* [Material to process]:
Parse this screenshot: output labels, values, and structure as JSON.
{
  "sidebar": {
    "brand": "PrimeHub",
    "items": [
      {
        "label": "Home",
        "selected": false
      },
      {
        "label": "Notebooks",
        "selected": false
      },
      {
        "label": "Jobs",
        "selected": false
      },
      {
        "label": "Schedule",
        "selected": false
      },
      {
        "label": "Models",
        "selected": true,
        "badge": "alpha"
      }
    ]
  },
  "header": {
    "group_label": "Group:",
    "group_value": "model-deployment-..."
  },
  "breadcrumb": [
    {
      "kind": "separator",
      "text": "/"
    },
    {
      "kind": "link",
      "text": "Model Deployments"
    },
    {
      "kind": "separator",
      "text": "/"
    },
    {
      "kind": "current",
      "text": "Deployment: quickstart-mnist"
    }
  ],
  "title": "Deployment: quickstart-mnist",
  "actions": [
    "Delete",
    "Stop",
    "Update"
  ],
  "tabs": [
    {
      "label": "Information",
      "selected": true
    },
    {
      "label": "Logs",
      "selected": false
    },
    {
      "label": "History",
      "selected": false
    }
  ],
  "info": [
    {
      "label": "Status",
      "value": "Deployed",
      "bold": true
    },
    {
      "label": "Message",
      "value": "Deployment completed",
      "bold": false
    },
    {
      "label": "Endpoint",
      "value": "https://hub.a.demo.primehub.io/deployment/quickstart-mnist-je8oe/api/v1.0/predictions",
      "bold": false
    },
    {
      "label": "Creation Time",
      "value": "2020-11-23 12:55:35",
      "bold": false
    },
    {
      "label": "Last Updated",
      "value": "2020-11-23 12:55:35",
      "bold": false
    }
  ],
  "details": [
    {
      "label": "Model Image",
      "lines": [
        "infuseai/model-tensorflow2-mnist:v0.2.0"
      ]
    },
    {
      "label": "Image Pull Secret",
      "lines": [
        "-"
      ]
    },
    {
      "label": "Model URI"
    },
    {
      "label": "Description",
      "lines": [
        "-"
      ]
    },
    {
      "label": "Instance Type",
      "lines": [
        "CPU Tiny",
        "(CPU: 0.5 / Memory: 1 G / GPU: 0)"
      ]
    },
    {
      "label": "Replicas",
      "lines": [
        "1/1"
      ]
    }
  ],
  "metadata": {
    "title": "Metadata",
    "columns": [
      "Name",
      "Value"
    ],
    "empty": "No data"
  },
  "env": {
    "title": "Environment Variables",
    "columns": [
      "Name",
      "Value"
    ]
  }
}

* [Written exercise]:
Extract the complete listing verbatim.

* [Worked solution]:
Parse this screenshot: output labels, values, and structure as JSON.
{
  "sidebar": {
    "brand": "PrimeHub",
    "items": [
      {
        "label": "Home",
        "selected": false
      },
      {
        "label": "Notebooks",
        "selected": false
      },
      {
        "label": "Jobs",
        "selected": false
      },
      {
        "label": "Schedule",
        "selected": false
      },
      {
        "label": "Models",
        "selected": true,
        "badge": "alpha"
      }
    ]
  },
  "header": {
    "group_label": "Group:",
    "group_value": "model-deployment-..."
  },
  "breadcrumb": [
    {
      "kind": "separator",
      "text": "/"
    },
    {
      "kind": "link",
      "text": "Model Deployments"
    },
    {
      "kind": "separator",
      "text": "/"
    },
    {
      "kind": "current",
      "text": "Deployment: quickstart-mnist"
    }
  ],
  "title": "Deployment: quickstart-mnist",
  "actions": [
    "Delete",
    "Stop",
    "Update"
  ],
  "tabs": [
    {
      "label": "Information",
      "selected": true
    },
    {
      "label": "Logs",
      "selected": false
    },
    {
      "label": "History",
      "selected": false
    }
  ],
  "info": [
    {
      "label": "Status",
      "value": "Deployed",
      "bold": true
    },
    {
      "label": "Message",
      "value": "Deployment completed",
      "bold": false
    },
    {
      "label": "Endpoint",
      "value": "https://hub.a.demo.primehub.io/deployment/quickstart-mnist-je8oe/api/v1.0/predictions",
      "bold": false
    },
    {
      "label": "Creation Time",
      "value": "2020-11-23 12:55:35",
      "bold": false
    },
    {
      "label": "Last Updated",
      "value": "2020-11-23 12:55:35",
      "bold": false
    }
  ],
  "details": [
    {
      "label": "Model Image",
      "lines": [
        "infuseai/model-tensorflow2-mnist:v0.2.0"
      ]
    },
    {
      "label": "Image Pull Secret",
      "lines": [
        "-"
      ]
    },
    {
      "label": "Model URI"
    },
    {
      "label": "Description",
      "lines": [
        "-"
      ]
    },
    {
      "label": "Instance Type",
      "lines": [
        "CPU Tiny",
        "(CPU: 0.5 / Memory: 1 G / GPU: 0)"
      ]
    },
    {
      "label": "Replicas",
      "lines": [
        "1/1"
      ]
    }
  ],
  "metadata": {
    "title": "Metadata",
    "columns": [
      "Name",
      "Value"
    ],
    "empty": "No data"
  },
  "env": {
    "title": "Environment Variables",
    "columns": [
      "Name",
      "Value"
    ]
  }
}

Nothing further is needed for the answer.